Figure contents as structured data
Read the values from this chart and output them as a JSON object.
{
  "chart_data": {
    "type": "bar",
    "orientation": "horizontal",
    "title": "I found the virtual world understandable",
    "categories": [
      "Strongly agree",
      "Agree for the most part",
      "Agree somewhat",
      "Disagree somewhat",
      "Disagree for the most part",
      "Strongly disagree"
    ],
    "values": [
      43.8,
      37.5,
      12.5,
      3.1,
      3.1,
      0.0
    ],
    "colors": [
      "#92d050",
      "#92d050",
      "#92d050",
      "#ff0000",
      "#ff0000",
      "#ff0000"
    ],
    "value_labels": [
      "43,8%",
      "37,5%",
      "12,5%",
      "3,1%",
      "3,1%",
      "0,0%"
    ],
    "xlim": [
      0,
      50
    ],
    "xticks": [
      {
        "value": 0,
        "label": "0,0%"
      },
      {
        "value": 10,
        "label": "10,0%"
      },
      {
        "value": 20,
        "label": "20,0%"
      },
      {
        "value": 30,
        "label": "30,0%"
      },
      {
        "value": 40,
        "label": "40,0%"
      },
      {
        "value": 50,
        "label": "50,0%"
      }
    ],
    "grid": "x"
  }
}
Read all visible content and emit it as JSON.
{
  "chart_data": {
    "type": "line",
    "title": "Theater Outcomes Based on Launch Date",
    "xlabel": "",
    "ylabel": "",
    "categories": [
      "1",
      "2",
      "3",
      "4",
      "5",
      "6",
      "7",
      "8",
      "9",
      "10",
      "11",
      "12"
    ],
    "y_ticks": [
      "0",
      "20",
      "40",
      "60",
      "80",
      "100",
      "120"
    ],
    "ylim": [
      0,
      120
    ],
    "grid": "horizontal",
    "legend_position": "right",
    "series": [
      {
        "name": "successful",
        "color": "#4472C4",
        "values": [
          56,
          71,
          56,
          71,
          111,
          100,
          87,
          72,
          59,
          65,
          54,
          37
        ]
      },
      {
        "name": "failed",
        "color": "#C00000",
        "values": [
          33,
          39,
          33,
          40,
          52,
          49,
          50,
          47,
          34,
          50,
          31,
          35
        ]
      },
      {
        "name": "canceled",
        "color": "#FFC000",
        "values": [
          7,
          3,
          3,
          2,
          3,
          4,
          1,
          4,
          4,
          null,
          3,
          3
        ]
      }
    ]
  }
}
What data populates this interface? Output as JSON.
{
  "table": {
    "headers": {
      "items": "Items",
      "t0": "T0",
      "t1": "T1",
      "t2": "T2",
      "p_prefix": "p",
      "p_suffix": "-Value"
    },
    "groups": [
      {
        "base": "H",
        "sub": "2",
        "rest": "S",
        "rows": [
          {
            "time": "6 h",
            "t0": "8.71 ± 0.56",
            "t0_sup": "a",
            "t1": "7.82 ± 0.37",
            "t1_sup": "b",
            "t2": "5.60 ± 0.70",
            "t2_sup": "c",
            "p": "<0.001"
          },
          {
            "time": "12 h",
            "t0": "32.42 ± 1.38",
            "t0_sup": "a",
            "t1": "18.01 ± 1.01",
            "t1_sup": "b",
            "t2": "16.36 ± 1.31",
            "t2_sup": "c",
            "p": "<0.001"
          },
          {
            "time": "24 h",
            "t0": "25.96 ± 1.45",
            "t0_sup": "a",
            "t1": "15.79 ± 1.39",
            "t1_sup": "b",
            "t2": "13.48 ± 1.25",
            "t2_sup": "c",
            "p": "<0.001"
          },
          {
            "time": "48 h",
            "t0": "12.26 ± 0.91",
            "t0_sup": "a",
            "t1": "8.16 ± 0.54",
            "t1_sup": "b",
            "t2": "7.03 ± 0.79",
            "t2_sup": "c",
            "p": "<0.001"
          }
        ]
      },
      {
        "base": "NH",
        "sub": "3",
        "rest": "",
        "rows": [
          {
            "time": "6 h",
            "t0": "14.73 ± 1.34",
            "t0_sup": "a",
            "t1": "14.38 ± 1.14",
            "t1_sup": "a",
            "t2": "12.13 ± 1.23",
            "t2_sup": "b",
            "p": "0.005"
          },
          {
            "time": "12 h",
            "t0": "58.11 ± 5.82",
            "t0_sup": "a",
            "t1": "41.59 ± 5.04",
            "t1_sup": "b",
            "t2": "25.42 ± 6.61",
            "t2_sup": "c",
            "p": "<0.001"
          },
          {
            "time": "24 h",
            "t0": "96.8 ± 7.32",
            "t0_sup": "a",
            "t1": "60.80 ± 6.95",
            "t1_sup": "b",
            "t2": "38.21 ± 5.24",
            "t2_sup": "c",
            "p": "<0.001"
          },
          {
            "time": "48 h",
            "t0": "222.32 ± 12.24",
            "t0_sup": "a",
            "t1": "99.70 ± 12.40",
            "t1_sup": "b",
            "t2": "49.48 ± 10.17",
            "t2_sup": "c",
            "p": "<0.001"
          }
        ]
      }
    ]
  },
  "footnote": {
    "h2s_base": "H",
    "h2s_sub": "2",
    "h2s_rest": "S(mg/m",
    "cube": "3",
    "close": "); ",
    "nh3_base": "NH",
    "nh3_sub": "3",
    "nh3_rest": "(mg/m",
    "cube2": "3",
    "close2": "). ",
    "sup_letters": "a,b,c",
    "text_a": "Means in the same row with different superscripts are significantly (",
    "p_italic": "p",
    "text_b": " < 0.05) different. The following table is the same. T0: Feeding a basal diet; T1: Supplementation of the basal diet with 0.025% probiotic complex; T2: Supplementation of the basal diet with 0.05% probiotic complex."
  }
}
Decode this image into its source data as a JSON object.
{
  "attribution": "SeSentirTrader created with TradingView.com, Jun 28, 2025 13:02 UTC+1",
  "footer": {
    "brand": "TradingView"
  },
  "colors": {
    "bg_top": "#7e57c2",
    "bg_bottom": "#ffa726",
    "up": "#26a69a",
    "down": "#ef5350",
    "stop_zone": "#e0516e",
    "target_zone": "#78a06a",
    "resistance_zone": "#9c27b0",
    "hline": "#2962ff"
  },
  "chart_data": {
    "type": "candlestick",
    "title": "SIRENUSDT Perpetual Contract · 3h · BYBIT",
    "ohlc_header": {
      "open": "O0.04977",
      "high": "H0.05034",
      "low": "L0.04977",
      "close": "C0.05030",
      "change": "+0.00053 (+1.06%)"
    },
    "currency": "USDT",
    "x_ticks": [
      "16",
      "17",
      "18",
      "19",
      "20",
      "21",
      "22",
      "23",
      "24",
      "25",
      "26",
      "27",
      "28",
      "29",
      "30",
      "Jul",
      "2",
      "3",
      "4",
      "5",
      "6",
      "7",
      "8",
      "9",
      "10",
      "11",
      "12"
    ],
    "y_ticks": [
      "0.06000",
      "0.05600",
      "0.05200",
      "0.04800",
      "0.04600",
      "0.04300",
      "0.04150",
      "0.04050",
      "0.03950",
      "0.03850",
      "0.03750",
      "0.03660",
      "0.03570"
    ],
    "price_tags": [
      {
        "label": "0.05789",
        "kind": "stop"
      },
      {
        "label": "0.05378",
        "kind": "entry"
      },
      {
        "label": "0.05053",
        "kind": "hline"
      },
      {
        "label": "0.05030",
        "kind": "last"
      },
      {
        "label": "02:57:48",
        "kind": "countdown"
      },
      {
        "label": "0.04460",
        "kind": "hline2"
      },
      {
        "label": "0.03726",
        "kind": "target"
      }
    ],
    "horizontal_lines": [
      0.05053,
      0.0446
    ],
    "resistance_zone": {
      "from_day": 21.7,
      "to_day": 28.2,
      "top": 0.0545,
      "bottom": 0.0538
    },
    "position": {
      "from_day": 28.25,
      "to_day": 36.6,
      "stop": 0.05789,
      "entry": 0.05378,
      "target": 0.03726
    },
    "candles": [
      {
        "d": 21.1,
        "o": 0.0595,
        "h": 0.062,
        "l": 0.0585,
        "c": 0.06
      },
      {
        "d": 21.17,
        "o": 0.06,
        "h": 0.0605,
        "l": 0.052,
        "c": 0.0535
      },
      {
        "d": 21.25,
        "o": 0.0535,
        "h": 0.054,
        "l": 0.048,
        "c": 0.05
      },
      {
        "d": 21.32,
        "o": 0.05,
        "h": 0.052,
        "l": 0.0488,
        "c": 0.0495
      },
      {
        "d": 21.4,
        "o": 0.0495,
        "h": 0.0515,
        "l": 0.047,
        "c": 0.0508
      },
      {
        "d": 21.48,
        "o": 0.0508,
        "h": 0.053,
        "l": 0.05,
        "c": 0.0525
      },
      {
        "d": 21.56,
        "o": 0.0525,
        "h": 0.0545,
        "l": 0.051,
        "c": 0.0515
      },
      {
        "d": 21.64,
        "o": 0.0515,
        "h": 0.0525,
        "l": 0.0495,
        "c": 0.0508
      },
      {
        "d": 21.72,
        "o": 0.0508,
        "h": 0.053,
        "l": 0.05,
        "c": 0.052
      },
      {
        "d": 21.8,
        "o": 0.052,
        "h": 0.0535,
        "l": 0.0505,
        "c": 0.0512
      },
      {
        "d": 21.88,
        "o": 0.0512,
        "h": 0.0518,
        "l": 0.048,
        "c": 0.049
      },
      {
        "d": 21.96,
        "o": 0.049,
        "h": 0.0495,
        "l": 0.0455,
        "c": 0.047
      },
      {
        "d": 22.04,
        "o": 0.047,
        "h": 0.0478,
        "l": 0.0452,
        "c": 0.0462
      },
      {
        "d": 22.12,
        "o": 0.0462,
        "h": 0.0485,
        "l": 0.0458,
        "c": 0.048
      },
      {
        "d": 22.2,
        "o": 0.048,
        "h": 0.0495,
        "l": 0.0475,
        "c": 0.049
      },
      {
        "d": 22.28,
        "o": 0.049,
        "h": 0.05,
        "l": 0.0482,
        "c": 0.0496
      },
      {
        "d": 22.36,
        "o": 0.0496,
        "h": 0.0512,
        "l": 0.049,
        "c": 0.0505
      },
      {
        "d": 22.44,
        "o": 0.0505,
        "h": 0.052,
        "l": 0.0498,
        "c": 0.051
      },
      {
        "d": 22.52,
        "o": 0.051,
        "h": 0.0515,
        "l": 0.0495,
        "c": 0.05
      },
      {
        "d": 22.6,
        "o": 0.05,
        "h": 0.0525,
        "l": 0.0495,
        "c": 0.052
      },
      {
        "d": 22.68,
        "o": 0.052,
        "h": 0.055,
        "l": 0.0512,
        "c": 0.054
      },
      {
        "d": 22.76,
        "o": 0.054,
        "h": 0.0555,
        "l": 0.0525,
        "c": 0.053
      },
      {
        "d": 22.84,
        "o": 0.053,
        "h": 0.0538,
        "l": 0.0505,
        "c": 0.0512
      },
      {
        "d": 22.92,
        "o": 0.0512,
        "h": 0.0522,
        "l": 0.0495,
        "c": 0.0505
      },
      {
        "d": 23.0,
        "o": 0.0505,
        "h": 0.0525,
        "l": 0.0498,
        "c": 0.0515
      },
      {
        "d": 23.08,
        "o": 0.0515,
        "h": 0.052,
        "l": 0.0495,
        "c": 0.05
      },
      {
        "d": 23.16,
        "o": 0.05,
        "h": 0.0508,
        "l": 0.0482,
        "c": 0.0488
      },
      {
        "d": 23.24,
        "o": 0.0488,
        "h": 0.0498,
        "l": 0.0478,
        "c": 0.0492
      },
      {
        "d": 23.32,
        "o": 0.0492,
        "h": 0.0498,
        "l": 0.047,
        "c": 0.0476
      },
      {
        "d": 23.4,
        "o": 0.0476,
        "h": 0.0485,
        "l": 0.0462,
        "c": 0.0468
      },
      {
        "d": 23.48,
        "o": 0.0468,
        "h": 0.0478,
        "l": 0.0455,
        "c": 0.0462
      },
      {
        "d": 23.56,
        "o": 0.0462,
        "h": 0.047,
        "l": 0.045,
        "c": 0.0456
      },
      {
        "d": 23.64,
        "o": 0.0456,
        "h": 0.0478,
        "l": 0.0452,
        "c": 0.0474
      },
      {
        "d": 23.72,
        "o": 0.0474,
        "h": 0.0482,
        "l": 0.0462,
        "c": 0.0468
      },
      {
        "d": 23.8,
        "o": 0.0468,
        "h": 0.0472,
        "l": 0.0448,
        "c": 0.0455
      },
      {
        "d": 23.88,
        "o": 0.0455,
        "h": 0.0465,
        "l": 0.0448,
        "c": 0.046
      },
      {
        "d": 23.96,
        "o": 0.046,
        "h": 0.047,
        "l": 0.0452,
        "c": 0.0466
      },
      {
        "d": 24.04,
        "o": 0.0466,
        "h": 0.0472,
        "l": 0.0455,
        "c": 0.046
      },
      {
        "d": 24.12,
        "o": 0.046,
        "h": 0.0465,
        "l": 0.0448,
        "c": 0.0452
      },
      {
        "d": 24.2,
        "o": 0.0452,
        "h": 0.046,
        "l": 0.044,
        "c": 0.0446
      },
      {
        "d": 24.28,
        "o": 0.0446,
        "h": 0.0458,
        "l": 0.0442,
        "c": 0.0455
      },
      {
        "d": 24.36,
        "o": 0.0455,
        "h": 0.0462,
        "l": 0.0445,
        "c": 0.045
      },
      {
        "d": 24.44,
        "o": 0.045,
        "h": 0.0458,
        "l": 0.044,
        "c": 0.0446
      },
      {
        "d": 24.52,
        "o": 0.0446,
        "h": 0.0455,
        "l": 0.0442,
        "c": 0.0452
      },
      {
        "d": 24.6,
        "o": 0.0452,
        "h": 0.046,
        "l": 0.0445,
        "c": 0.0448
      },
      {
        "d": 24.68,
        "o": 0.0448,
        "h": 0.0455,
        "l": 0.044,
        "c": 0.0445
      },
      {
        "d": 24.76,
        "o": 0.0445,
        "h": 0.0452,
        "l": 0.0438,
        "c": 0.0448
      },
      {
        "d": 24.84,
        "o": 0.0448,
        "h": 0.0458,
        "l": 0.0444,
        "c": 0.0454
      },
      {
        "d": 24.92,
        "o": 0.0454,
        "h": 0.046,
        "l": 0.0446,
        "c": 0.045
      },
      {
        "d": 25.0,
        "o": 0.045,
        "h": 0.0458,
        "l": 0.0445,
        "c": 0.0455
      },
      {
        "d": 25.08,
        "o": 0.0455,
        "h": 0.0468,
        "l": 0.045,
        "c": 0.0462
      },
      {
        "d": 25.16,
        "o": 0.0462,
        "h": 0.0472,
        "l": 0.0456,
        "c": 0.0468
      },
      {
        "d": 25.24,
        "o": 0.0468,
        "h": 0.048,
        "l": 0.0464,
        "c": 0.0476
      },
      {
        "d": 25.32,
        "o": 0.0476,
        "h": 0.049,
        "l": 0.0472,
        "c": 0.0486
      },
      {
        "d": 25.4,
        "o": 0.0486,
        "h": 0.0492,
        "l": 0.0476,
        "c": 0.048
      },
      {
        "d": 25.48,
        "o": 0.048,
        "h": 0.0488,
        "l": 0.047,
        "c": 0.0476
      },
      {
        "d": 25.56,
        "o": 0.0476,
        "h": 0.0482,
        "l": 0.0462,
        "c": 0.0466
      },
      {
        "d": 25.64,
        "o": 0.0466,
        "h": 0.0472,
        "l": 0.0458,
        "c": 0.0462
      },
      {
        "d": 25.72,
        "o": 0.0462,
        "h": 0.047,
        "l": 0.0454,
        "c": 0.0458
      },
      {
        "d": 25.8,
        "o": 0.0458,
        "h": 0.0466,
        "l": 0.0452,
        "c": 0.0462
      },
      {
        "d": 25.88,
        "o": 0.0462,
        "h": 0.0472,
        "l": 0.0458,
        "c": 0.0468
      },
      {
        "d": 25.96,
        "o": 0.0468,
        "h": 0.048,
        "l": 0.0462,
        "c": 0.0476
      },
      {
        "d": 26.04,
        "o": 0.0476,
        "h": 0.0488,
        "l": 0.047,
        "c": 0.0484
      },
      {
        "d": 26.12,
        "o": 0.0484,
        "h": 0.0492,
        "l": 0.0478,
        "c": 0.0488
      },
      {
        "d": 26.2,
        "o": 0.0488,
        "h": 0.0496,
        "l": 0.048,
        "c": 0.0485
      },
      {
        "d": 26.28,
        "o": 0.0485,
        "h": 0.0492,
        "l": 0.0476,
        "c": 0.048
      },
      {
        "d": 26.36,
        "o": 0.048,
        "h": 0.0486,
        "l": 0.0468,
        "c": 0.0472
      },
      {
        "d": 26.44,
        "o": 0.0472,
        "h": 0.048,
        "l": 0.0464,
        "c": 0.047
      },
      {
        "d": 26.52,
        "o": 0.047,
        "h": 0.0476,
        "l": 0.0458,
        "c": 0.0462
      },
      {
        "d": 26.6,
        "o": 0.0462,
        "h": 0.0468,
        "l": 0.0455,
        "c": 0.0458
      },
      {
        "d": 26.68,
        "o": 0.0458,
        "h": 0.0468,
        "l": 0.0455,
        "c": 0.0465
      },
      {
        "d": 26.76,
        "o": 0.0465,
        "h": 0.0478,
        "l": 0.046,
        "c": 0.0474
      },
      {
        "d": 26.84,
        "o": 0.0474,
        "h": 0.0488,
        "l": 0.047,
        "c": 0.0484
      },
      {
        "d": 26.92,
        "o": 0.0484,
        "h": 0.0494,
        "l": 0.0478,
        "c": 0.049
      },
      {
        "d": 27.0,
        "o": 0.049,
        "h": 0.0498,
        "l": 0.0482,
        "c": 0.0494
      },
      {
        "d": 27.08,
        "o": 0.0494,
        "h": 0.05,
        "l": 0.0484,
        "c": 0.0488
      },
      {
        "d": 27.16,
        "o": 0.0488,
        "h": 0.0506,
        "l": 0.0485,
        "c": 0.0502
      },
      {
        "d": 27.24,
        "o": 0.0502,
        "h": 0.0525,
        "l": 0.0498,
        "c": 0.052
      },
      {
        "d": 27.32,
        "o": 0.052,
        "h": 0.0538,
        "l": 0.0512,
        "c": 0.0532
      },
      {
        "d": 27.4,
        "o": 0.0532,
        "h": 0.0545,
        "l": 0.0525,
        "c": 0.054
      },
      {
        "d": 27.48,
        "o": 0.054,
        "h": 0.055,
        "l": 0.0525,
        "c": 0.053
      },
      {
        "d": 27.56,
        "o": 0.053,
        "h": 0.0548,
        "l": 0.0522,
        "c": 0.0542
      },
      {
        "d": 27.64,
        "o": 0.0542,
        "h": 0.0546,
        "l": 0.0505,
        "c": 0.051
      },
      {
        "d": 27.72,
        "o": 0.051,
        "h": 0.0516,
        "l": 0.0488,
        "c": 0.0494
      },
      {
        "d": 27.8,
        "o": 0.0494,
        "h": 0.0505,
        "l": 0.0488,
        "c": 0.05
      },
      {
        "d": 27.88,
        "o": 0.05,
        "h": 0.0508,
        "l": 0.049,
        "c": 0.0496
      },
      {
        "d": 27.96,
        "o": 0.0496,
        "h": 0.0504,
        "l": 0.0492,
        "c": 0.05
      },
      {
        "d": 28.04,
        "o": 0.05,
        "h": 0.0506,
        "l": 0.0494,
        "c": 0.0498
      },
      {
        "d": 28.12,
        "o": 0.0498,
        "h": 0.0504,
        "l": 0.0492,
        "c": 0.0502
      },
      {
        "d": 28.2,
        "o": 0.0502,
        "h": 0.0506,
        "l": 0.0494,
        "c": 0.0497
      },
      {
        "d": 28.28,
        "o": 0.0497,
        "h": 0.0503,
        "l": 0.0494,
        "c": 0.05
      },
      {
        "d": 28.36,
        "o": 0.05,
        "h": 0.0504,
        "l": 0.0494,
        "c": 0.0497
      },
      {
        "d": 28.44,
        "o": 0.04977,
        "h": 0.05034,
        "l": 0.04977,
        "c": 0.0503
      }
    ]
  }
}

REQUIRED TASK — Pick each line holding the word "TradingView" out of the data and copy it.

PROBLEM SOLUTION —
  "attribution": "SeSentirTrader created with TradingView.com, Jun 28, 2025 13:02 UTC+1",
    "brand": "TradingView"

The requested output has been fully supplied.